> **WHAT YOU WILL DO**
Print the full listing exactly.

(Stored data entries)
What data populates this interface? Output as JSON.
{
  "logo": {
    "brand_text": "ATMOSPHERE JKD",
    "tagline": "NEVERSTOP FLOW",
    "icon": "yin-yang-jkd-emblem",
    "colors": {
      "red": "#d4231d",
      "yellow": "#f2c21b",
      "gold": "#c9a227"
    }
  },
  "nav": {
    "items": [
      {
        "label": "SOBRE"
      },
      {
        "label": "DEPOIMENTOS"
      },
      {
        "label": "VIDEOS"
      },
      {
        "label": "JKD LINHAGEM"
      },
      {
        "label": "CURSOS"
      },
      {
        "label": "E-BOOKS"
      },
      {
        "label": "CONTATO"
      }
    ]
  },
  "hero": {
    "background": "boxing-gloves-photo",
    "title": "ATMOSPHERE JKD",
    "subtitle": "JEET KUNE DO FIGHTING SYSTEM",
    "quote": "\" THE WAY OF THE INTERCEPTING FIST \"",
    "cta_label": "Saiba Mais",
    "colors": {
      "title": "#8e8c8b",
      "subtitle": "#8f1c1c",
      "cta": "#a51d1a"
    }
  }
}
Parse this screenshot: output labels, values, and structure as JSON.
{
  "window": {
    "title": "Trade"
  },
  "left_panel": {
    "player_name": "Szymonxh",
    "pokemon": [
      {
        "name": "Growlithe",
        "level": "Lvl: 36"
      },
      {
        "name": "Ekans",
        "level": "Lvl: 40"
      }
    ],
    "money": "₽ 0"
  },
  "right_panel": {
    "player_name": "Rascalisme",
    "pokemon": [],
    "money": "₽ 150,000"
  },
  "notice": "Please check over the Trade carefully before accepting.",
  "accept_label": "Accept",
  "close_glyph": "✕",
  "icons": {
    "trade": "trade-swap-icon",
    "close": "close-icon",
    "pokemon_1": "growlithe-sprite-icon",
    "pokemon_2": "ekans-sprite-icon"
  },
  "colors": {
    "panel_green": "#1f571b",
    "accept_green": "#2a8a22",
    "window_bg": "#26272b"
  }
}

> **OUTPUT OF THE TASK**
What data populates this interface? Output as JSON.
{
  "logo": {
    "brand_text": "ATMOSPHERE JKD",
    "tagline": "NEVERSTOP FLOW",
    "icon": "yin-yang-jkd-emblem",
    "colors": {
      "red": "#d4231d",
      "yellow": "#f2c21b",
      "gold": "#c9a227"
    }
  },
  "nav": {
    "items": [
      {
        "label": "SOBRE"
      },
      {
        "label": "DEPOIMENTOS"
      },
      {
        "label": "VIDEOS"
      },
      {
        "label": "JKD LINHAGEM"
      },
      {
        "label": "CURSOS"
      },
      {
        "label": "E-BOOKS"
      },
      {
        "label": "CONTATO"
      }
    ]
  },
  "hero": {
    "background": "boxing-gloves-photo",
    "title": "ATMOSPHERE JKD",
    "subtitle": "JEET KUNE DO FIGHTING SYSTEM",
    "quote": "\" THE WAY OF THE INTERCEPTING FIST \"",
    "cta_label": "Saiba Mais",
    "colors": {
      "title": "#8e8c8b",
      "subtitle": "#8f1c1c",
      "cta": "#a51d1a"
    }
  }
}
Parse this screenshot: output labels, values, and structure as JSON.
{
  "window": {
    "title": "Trade"
  },
  "left_panel": {
    "player_name": "Szymonxh",
    "pokemon": [
      {
        "name": "Growlithe",
        "level": "Lvl: 36"
      },
      {
        "name": "Ekans",
        "level": "Lvl: 40"
      }
    ],
    "money": "₽ 0"
  },
  "right_panel": {
    "player_name": "Rascalisme",
    "pokemon": [],
    "money": "₽ 150,000"
  },
  "notice": "Please check over the Trade carefully before accepting.",
  "accept_label": "Accept",
  "close_glyph": "✕",
  "icons": {
    "trade": "trade-swap-icon",
    "close": "close-icon",
    "pokemon_1": "growlithe-sprite-icon",
    "pokemon_2": "ekans-sprite-icon"
  },
  "colors": {
    "panel_green": "#1f571b",
    "accept_green": "#2a8a22",
    "window_bg": "#26272b"
  }
}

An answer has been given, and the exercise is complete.